— EXERCISE MATERIALS —
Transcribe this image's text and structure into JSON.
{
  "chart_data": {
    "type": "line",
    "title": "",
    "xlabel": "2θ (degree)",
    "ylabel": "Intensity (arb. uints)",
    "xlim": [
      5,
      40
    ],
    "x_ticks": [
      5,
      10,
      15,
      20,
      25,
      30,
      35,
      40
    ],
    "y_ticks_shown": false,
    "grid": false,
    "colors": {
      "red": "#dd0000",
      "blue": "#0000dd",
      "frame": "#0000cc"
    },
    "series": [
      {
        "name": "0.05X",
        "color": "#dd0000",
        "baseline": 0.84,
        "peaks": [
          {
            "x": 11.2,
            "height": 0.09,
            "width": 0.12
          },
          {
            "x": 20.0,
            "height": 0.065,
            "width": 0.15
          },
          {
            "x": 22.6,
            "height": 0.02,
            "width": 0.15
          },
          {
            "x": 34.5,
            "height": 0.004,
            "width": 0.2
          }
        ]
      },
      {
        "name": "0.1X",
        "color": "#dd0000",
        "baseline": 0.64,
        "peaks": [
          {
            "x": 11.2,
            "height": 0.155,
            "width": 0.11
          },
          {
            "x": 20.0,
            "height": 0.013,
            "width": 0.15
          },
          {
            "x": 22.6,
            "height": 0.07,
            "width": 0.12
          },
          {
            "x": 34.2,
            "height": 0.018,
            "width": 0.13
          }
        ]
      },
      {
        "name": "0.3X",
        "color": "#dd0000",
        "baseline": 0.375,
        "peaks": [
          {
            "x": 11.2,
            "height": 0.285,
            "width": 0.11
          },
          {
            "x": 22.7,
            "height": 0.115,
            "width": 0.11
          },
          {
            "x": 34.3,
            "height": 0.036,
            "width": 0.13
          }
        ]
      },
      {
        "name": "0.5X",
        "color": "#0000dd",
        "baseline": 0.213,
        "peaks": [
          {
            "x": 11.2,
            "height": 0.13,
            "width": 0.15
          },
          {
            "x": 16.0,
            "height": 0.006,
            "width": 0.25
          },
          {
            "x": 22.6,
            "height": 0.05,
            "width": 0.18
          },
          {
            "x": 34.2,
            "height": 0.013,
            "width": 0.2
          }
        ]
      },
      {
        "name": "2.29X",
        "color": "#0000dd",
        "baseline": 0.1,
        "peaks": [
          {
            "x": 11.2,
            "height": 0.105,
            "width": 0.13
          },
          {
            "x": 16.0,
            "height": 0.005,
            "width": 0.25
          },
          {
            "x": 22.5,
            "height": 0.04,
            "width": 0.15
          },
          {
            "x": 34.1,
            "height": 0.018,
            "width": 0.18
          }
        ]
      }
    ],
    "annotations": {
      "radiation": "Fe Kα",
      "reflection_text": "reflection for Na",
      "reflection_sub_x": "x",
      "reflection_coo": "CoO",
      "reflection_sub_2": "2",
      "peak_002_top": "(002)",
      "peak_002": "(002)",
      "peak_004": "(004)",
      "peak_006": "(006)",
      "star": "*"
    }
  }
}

— EXERCISE PROMPT —
Make an exact copy of the data above.

— THE ANSWER —
Transcribe this image's text and structure into JSON.
{
  "chart_data": {
    "type": "line",
    "title": "",
    "xlabel": "2θ (degree)",
    "ylabel": "Intensity (arb. uints)",
    "xlim": [
      5,
      40
    ],
    "x_ticks": [
      5,
      10,
      15,
      20,
      25,
      30,
      35,
      40
    ],
    "y_ticks_shown": false,
    "grid": false,
    "colors": {
      "red": "#dd0000",
      "blue": "#0000dd",
      "frame": "#0000cc"
    },
    "series": [
      {
        "name": "0.05X",
        "color": "#dd0000",
        "baseline": 0.84,
        "peaks": [
          {
            "x": 11.2,
            "height": 0.09,
            "width": 0.12
          },
          {
            "x": 20.0,
            "height": 0.065,
            "width": 0.15
          },
          {
            "x": 22.6,
            "height": 0.02,
            "width": 0.15
          },
          {
            "x": 34.5,
            "height": 0.004,
            "width": 0.2
          }
        ]
      },
      {
        "name": "0.1X",
        "color": "#dd0000",
        "baseline": 0.64,
        "peaks": [
          {
            "x": 11.2,
            "height": 0.155,
            "width": 0.11
          },
          {
            "x": 20.0,
            "height": 0.013,
            "width": 0.15
          },
          {
            "x": 22.6,
            "height": 0.07,
            "width": 0.12
          },
          {
            "x": 34.2,
            "height": 0.018,
            "width": 0.13
          }
        ]
      },
      {
        "name": "0.3X",
        "color": "#dd0000",
        "baseline": 0.375,
        "peaks": [
          {
            "x": 11.2,
            "height": 0.285,
            "width": 0.11
          },
          {
            "x": 22.7,
            "height": 0.115,
            "width": 0.11
          },
          {
            "x": 34.3,
            "height": 0.036,
            "width": 0.13
          }
        ]
      },
      {
        "name": "0.5X",
        "color": "#0000dd",
        "baseline": 0.213,
        "peaks": [
          {
            "x": 11.2,
            "height": 0.13,
            "width": 0.15
          },
          {
            "x": 16.0,
            "height": 0.006,
            "width": 0.25
          },
          {
            "x": 22.6,
            "height": 0.05,
            "width": 0.18
          },
          {
            "x": 34.2,
            "height": 0.013,
            "width": 0.2
          }
        ]
      },
      {
        "name": "2.29X",
        "color": "#0000dd",
        "baseline": 0.1,
        "peaks": [
          {
            "x": 11.2,
            "height": 0.105,
            "width": 0.13
          },
          {
            "x": 16.0,
            "height": 0.005,
            "width": 0.25
          },
          {
            "x": 22.5,
            "height": 0.04,
            "width": 0.15
          },
          {
            "x": 34.1,
            "height": 0.018,
            "width": 0.18
          }
        ]
      }
    ],
    "annotations": {
      "radiation": "Fe Kα",
      "reflection_text": "reflection for Na",
      "reflection_sub_x": "x",
      "reflection_coo": "CoO",
      "reflection_sub_2": "2",
      "peak_002_top": "(002)",
      "peak_002": "(002)",
      "peak_004": "(004)",
      "peak_006": "(006)",
      "star": "*"
    }
  }
}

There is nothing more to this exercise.